== DATA PROVIDED ==
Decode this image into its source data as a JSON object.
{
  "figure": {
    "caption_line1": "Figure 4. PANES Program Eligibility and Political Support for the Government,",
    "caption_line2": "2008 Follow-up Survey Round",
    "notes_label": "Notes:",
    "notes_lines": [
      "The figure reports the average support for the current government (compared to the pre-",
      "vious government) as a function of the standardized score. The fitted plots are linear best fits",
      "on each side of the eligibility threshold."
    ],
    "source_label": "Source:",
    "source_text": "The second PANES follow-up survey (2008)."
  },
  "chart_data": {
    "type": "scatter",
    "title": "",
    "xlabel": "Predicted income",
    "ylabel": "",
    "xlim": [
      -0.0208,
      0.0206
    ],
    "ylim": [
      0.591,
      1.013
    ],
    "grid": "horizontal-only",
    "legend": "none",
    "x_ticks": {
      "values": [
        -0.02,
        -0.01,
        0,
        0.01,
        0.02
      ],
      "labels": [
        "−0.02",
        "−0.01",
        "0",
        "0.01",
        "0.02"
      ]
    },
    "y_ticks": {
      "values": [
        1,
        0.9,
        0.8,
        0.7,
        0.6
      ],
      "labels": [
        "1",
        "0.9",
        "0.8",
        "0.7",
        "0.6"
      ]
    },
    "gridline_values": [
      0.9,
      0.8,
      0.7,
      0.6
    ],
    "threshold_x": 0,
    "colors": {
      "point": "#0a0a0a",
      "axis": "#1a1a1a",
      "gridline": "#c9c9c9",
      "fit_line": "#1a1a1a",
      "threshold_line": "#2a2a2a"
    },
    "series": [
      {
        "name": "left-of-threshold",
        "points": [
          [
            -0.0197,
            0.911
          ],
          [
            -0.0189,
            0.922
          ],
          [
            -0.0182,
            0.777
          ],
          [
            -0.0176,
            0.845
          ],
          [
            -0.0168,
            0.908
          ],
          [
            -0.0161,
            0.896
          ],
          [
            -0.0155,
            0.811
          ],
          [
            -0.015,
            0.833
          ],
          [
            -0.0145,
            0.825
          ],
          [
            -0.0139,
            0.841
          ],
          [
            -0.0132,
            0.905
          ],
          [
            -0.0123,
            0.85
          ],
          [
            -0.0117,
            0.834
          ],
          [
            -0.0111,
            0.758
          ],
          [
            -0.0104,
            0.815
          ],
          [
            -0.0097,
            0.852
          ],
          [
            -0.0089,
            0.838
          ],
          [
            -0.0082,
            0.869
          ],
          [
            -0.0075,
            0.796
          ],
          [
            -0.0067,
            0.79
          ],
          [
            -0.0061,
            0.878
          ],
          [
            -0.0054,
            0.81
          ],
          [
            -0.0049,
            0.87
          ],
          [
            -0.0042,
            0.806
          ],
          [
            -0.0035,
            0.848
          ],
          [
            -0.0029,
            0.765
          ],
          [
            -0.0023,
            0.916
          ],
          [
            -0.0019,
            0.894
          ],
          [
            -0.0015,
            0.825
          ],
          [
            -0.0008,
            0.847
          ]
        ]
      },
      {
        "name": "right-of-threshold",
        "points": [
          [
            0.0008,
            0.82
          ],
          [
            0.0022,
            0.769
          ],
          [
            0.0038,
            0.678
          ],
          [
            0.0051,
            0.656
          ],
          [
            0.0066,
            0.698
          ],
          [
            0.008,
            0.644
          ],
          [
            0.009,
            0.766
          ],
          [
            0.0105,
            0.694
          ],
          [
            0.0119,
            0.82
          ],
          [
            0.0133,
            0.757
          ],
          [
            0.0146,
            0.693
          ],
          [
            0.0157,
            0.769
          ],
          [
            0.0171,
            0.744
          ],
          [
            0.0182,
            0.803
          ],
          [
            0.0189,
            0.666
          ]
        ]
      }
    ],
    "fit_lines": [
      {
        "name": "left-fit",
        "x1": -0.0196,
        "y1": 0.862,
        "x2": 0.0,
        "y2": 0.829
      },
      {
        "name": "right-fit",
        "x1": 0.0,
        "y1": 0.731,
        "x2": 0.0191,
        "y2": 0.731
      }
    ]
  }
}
===
* TASK INSTRUCTIONS: Quote all of the entries exactly as they appear.

* SOLUTION TO THE EXERCISE:
Decode this image into its source data as a JSON object.
{
  "figure": {
    "caption_line1": "Figure 4. PANES Program Eligibility and Political Support for the Government,",
    "caption_line2": "2008 Follow-up Survey Round",
    "notes_label": "Notes:",
    "notes_lines": [
      "The figure reports the average support for the current government (compared to the pre-",
      "vious government) as a function of the standardized score. The fitted plots are linear best fits",
      "on each side of the eligibility threshold."
    ],
    "source_label": "Source:",
    "source_text": "The second PANES follow-up survey (2008)."
  },
  "chart_data": {
    "type": "scatter",
    "title": "",
    "xlabel": "Predicted income",
    "ylabel": "",
    "xlim": [
      -0.0208,
      0.0206
    ],
    "ylim": [
      0.591,
      1.013
    ],
    "grid": "horizontal-only",
    "legend": "none",
    "x_ticks": {
      "values": [
        -0.02,
        -0.01,
        0,
        0.01,
        0.02
      ],
      "labels": [
        "−0.02",
        "−0.01",
        "0",
        "0.01",
        "0.02"
      ]
    },
    "y_ticks": {
      "values": [
        1,
        0.9,
        0.8,
        0.7,
        0.6
      ],
      "labels": [
        "1",
        "0.9",
        "0.8",
        "0.7",
        "0.6"
      ]
    },
    "gridline_values": [
      0.9,
      0.8,
      0.7,
      0.6
    ],
    "threshold_x": 0,
    "colors": {
      "point": "#0a0a0a",
      "axis": "#1a1a1a",
      "gridline": "#c9c9c9",
      "fit_line": "#1a1a1a",
      "threshold_line": "#2a2a2a"
    },
    "series": [
      {
        "name": "left-of-threshold",
        "points": [
          [
            -0.0197,
            0.911
          ],
          [
            -0.0189,
            0.922
          ],
          [
            -0.0182,
            0.777
          ],
          [
            -0.0176,
            0.845
          ],
          [
            -0.0168,
            0.908
          ],
          [
            -0.0161,
            0.896
          ],
          [
            -0.0155,
            0.811
          ],
          [
            -0.015,
            0.833
          ],
          [
            -0.0145,
            0.825
          ],
          [
            -0.0139,
            0.841
          ],
          [
            -0.0132,
            0.905
          ],
          [
            -0.0123,
            0.85
          ],
          [
            -0.0117,
            0.834
          ],
          [
            -0.0111,
            0.758
          ],
          [
            -0.0104,
            0.815
          ],
          [
            -0.0097,
            0.852
          ],
          [
            -0.0089,
            0.838
          ],
          [
            -0.0082,
            0.869
          ],
          [
            -0.0075,
            0.796
          ],
          [
            -0.0067,
            0.79
          ],
          [
            -0.0061,
            0.878
          ],
          [
            -0.0054,
            0.81
          ],
          [
            -0.0049,
            0.87
          ],
          [
            -0.0042,
            0.806
          ],
          [
            -0.0035,
            0.848
          ],
          [
            -0.0029,
            0.765
          ],
          [
            -0.0023,
            0.916
          ],
          [
            -0.0019,
            0.894
          ],
          [
            -0.0015,
            0.825
          ],
          [
            -0.0008,
            0.847
          ]
        ]
      },
      {
        "name": "right-of-threshold",
        "points": [
          [
            0.0008,
            0.82
          ],
          [
            0.0022,
            0.769
          ],
          [
            0.0038,
            0.678
          ],
          [
            0.0051,
            0.656
          ],
          [
            0.0066,
            0.698
          ],
          [
            0.008,
            0.644
          ],
          [
            0.009,
            0.766
          ],
          [
            0.0105,
            0.694
          ],
          [
            0.0119,
            0.82
          ],
          [
            0.0133,
            0.757
          ],
          [
            0.0146,
            0.693
          ],
          [
            0.0157,
            0.769
          ],
          [
            0.0171,
            0.744
          ],
          [
            0.0182,
            0.803
          ],
          [
            0.0189,
            0.666
          ]
        ]
      }
    ],
    "fit_lines": [
      {
        "name": "left-fit",
        "x1": -0.0196,
        "y1": 0.862,
        "x2": 0.0,
        "y2": 0.829
      },
      {
        "name": "right-fit",
        "x1": 0.0,
        "y1": 0.731,
        "x2": 0.0191,
        "y2": 0.731
      }
    ]
  }
}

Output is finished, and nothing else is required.